--- start of Extracted material ---

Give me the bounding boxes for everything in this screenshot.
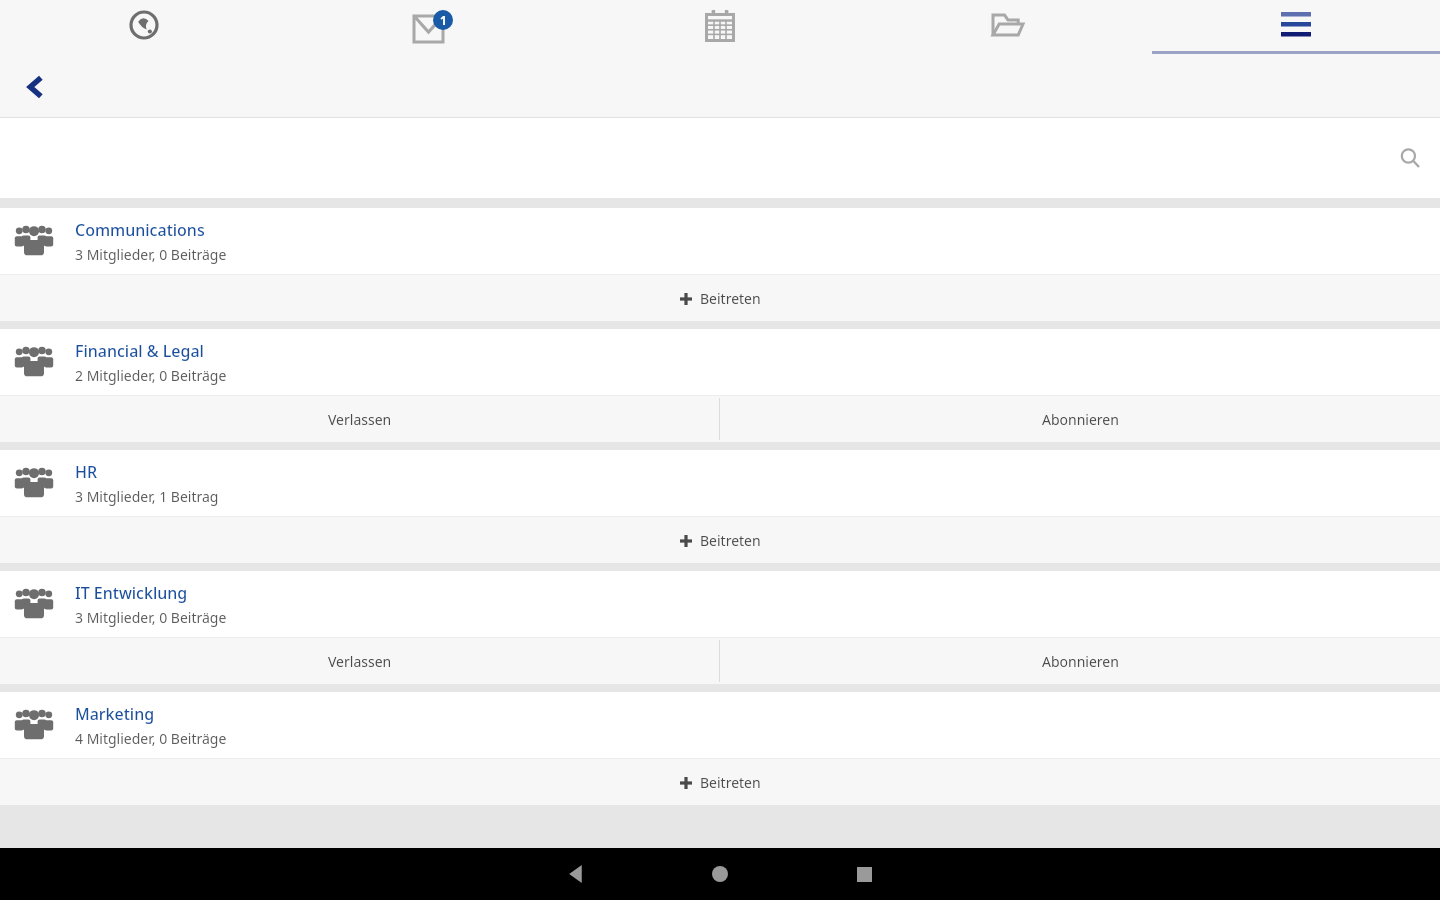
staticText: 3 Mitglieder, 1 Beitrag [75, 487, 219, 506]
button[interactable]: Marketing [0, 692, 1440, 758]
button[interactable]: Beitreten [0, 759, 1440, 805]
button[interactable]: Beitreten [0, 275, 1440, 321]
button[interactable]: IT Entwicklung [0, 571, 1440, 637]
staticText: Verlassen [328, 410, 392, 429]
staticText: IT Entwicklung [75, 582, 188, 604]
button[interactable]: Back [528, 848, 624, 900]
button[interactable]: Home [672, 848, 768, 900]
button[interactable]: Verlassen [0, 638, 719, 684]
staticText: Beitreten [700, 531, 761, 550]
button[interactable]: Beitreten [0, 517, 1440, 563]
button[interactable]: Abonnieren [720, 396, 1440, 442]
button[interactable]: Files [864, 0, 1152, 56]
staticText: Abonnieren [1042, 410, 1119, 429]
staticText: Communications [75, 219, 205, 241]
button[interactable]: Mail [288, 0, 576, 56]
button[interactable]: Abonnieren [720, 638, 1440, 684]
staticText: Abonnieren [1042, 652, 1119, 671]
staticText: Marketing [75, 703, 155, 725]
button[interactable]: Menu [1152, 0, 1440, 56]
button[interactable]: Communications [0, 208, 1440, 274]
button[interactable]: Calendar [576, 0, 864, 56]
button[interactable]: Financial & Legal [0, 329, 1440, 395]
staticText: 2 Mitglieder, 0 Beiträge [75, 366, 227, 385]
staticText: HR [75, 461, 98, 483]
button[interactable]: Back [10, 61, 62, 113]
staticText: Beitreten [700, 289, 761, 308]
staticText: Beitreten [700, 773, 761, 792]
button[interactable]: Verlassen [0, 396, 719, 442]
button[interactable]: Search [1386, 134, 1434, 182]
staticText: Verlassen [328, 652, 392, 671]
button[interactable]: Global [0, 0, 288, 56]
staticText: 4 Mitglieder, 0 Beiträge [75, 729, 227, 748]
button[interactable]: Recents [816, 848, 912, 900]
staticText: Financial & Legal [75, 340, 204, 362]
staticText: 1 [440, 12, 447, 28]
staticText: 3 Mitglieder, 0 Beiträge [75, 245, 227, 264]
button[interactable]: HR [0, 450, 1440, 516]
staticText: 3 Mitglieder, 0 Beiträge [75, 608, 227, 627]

--- end of Extracted material ---

Aim of the exercise
Reproduce the listing above with every "Abonnieren" changed to "Subscribe" and everything else left as it is. Omit the pictures.

Written solution
Give me the bounding boxes for everything in this screenshot.
staticText: 3 Mitglieder, 1 Beitrag [75, 487, 219, 506]
button[interactable]: Marketing [0, 692, 1440, 758]
button[interactable]: Beitreten [0, 759, 1440, 805]
button[interactable]: Beitreten [0, 275, 1440, 321]
button[interactable]: IT Entwicklung [0, 571, 1440, 637]
staticText: Verlassen [328, 410, 392, 429]
staticText: IT Entwicklung [75, 582, 188, 604]
button[interactable]: Back [528, 848, 624, 900]
button[interactable]: Home [672, 848, 768, 900]
button[interactable]: Verlassen [0, 638, 719, 684]
staticText: Beitreten [700, 531, 761, 550]
button[interactable]: Beitreten [0, 517, 1440, 563]
button[interactable]: Subscribe [720, 396, 1440, 442]
button[interactable]: Files [864, 0, 1152, 56]
staticText: Subscribe [1042, 410, 1119, 429]
staticText: Communications [75, 219, 205, 241]
button[interactable]: Mail [288, 0, 576, 56]
button[interactable]: Subscribe [720, 638, 1440, 684]
staticText: Subscribe [1042, 652, 1119, 671]
staticText: Marketing [75, 703, 155, 725]
button[interactable]: Menu [1152, 0, 1440, 56]
button[interactable]: Communications [0, 208, 1440, 274]
button[interactable]: Calendar [576, 0, 864, 56]
button[interactable]: Financial & Legal [0, 329, 1440, 395]
staticText: 2 Mitglieder, 0 Beiträge [75, 366, 227, 385]
staticText: HR [75, 461, 98, 483]
button[interactable]: Back [10, 61, 62, 113]
staticText: Beitreten [700, 289, 761, 308]
staticText: Beitreten [700, 773, 761, 792]
button[interactable]: Verlassen [0, 396, 719, 442]
button[interactable]: Search [1386, 134, 1434, 182]
staticText: Verlassen [328, 652, 392, 671]
button[interactable]: Global [0, 0, 288, 56]
staticText: 4 Mitglieder, 0 Beiträge [75, 729, 227, 748]
button[interactable]: Recents [816, 848, 912, 900]
staticText: Financial & Legal [75, 340, 204, 362]
staticText: 1 [440, 12, 447, 28]
staticText: 3 Mitglieder, 0 Beiträge [75, 245, 227, 264]
button[interactable]: HR [0, 450, 1440, 516]
staticText: 3 Mitglieder, 0 Beiträge [75, 608, 227, 627]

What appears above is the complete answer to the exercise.